START Recorded data

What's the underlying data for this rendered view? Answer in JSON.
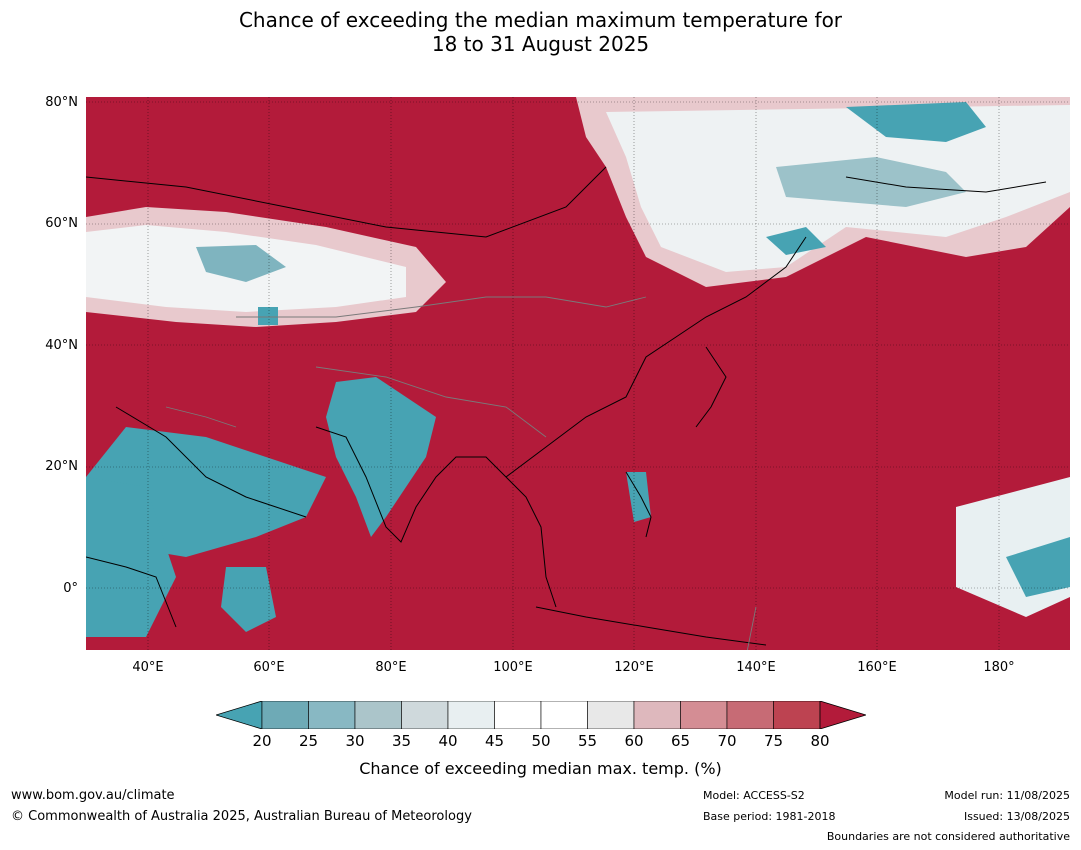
{
  "title": {
    "line1": "Chance of exceeding the median maximum temperature for",
    "line2": "18 to 31 August 2025"
  },
  "map": {
    "type": "probability forecast map",
    "region": "Asia and western Pacific",
    "colors": {
      "above": "#b31b3a",
      "below": "#47a3b3"
    },
    "lat_ticks": [
      "80°N",
      "60°N",
      "40°N",
      "20°N",
      "0°"
    ],
    "lon_ticks": [
      "40°E",
      "60°E",
      "80°E",
      "100°E",
      "120°E",
      "140°E",
      "160°E",
      "180°"
    ]
  },
  "colorbar": {
    "ticks": [
      "20",
      "25",
      "30",
      "35",
      "40",
      "45",
      "50",
      "55",
      "60",
      "65",
      "70",
      "75",
      "80"
    ],
    "colors": [
      "#47a3b3",
      "#6eaab6",
      "#88b8c3",
      "#abc5ca",
      "#cfd9dc",
      "#e8eff1",
      "#ffffff",
      "#ffffff",
      "#e8e8e8",
      "#deb8bd",
      "#d48d94",
      "#c76b75",
      "#bd4351",
      "#b31b3a"
    ],
    "label": "Chance of exceeding median max. temp. (%)"
  },
  "footer": {
    "website": "www.bom.gov.au/climate",
    "copyright": "© Commonwealth of Australia 2025, Australian Bureau of Meteorology",
    "model": "Model: ACCESS-S2",
    "base_period": "Base period: 1981-2018",
    "model_run": "Model run: 11/08/2025",
    "issued": "Issued: 13/08/2025",
    "disclaimer": "Boundaries are not considered authoritative"
  }
}
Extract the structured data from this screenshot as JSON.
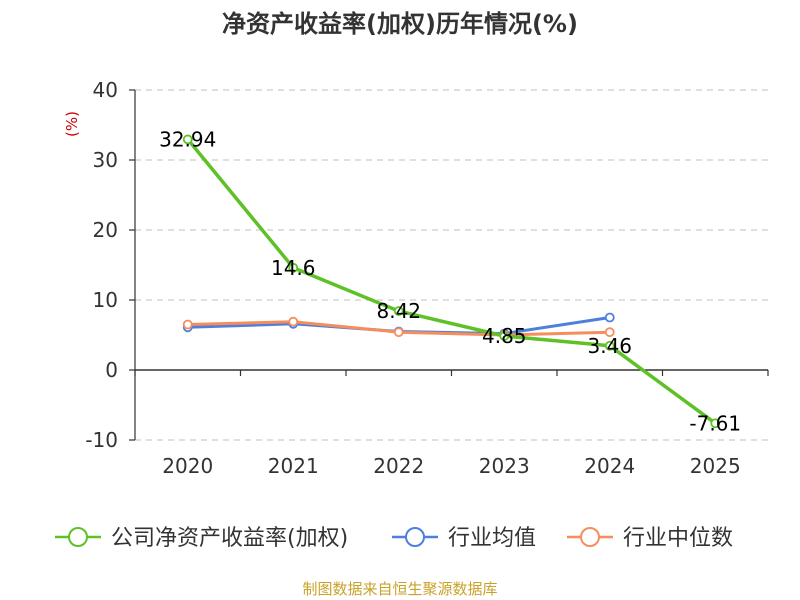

END Recorded data

*Written instruction:*
Restate each entry word for word, please, but drop any images it holds.

*Task solution:*
What's the underlying data for this rendered view? Answer in JSON.
{
  "title": {
    "line1": "Chance of exceeding the median maximum temperature for",
    "line2": "18 to 31 August 2025"
  },
  "map": {
    "type": "probability forecast map",
    "region": "Asia and western Pacific",
    "colors": {
      "above": "#b31b3a",
      "below": "#47a3b3"
    },
    "lat_ticks": [
      "80°N",
      "60°N",
      "40°N",
      "20°N",
      "0°"
    ],
    "lon_ticks": [
      "40°E",
      "60°E",
      "80°E",
      "100°E",
      "120°E",
      "140°E",
      "160°E",
      "180°"
    ]
  },
  "colorbar": {
    "ticks": [
      "20",
      "25",
      "30",
      "35",
      "40",
      "45",
      "50",
      "55",
      "60",
      "65",
      "70",
      "75",
      "80"
    ],
    "colors": [
      "#47a3b3",
      "#6eaab6",
      "#88b8c3",
      "#abc5ca",
      "#cfd9dc",
      "#e8eff1",
      "#ffffff",
      "#ffffff",
      "#e8e8e8",
      "#deb8bd",
      "#d48d94",
      "#c76b75",
      "#bd4351",
      "#b31b3a"
    ],
    "label": "Chance of exceeding median max. temp. (%)"
  },
  "footer": {
    "website": "www.bom.gov.au/climate",
    "copyright": "© Commonwealth of Australia 2025, Australian Bureau of Meteorology",
    "model": "Model: ACCESS-S2",
    "base_period": "Base period: 1981-2018",
    "model_run": "Model run: 11/08/2025",
    "issued": "Issued: 13/08/2025",
    "disclaimer": "Boundaries are not considered authoritative"
  }
}
Extract the structured data from this screenshot as JSON.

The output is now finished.